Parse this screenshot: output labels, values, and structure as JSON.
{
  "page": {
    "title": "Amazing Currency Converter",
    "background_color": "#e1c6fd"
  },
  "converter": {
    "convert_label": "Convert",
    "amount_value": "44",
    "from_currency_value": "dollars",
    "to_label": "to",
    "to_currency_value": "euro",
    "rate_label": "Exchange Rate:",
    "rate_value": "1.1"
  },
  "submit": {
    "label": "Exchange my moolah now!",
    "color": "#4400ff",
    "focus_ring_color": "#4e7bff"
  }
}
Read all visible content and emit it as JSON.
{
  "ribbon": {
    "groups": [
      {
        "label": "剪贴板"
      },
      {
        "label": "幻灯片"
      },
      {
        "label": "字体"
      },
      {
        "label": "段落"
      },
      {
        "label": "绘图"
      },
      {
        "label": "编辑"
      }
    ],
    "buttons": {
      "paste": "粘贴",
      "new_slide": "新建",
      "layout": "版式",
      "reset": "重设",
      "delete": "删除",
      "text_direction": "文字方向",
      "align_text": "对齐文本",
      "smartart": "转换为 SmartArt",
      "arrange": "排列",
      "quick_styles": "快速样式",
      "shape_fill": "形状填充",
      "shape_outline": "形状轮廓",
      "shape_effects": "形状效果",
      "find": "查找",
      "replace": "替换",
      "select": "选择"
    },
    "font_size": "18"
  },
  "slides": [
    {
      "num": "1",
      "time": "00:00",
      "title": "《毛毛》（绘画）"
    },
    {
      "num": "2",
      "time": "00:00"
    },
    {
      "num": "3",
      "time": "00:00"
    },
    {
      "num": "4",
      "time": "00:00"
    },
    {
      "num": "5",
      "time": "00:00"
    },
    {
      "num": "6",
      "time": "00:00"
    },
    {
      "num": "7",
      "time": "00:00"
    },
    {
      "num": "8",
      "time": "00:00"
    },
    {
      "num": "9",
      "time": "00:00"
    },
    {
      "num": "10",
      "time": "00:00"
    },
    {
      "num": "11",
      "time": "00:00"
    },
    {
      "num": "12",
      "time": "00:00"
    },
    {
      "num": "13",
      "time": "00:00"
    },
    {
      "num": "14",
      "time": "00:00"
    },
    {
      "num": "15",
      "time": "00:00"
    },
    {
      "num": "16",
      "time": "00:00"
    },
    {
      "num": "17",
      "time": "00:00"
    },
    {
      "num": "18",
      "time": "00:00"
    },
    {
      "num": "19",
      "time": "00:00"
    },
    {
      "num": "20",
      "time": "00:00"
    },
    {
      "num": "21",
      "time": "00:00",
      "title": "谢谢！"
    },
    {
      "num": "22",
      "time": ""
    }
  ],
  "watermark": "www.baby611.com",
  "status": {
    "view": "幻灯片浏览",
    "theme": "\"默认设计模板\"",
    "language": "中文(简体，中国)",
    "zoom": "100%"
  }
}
════════════════
▸ **Challenge**:
The records above should be duplicated in full, exactly as given.

▸ **Completed task**:
Parse this screenshot: output labels, values, and structure as JSON.
{
  "page": {
    "title": "Amazing Currency Converter",
    "background_color": "#e1c6fd"
  },
  "converter": {
    "convert_label": "Convert",
    "amount_value": "44",
    "from_currency_value": "dollars",
    "to_label": "to",
    "to_currency_value": "euro",
    "rate_label": "Exchange Rate:",
    "rate_value": "1.1"
  },
  "submit": {
    "label": "Exchange my moolah now!",
    "color": "#4400ff",
    "focus_ring_color": "#4e7bff"
  }
}
Read all visible content and emit it as JSON.
{
  "ribbon": {
    "groups": [
      {
        "label": "剪贴板"
      },
      {
        "label": "幻灯片"
      },
      {
        "label": "字体"
      },
      {
        "label": "段落"
      },
      {
        "label": "绘图"
      },
      {
        "label": "编辑"
      }
    ],
    "buttons": {
      "paste": "粘贴",
      "new_slide": "新建",
      "layout": "版式",
      "reset": "重设",
      "delete": "删除",
      "text_direction": "文字方向",
      "align_text": "对齐文本",
      "smartart": "转换为 SmartArt",
      "arrange": "排列",
      "quick_styles": "快速样式",
      "shape_fill": "形状填充",
      "shape_outline": "形状轮廓",
      "shape_effects": "形状效果",
      "find": "查找",
      "replace": "替换",
      "select": "选择"
    },
    "font_size": "18"
  },
  "slides": [
    {
      "num": "1",
      "time": "00:00",
      "title": "《毛毛》（绘画）"
    },
    {
      "num": "2",
      "time": "00:00"
    },
    {
      "num": "3",
      "time": "00:00"
    },
    {
      "num": "4",
      "time": "00:00"
    },
    {
      "num": "5",
      "time": "00:00"
    },
    {
      "num": "6",
      "time": "00:00"
    },
    {
      "num": "7",
      "time": "00:00"
    },
    {
      "num": "8",
      "time": "00:00"
    },
    {
      "num": "9",
      "time": "00:00"
    },
    {
      "num": "10",
      "time": "00:00"
    },
    {
      "num": "11",
      "time": "00:00"
    },
    {
      "num": "12",
      "time": "00:00"
    },
    {
      "num": "13",
      "time": "00:00"
    },
    {
      "num": "14",
      "time": "00:00"
    },
    {
      "num": "15",
      "time": "00:00"
    },
    {
      "num": "16",
      "time": "00:00"
    },
    {
      "num": "17",
      "time": "00:00"
    },
    {
      "num": "18",
      "time": "00:00"
    },
    {
      "num": "19",
      "time": "00:00"
    },
    {
      "num": "20",
      "time": "00:00"
    },
    {
      "num": "21",
      "time": "00:00",
      "title": "谢谢！"
    },
    {
      "num": "22",
      "time": ""
    }
  ],
  "watermark": "www.baby611.com",
  "status": {
    "view": "幻灯片浏览",
    "theme": "\"默认设计模板\"",
    "language": "中文(简体，中国)",
    "zoom": "100%"
  }
}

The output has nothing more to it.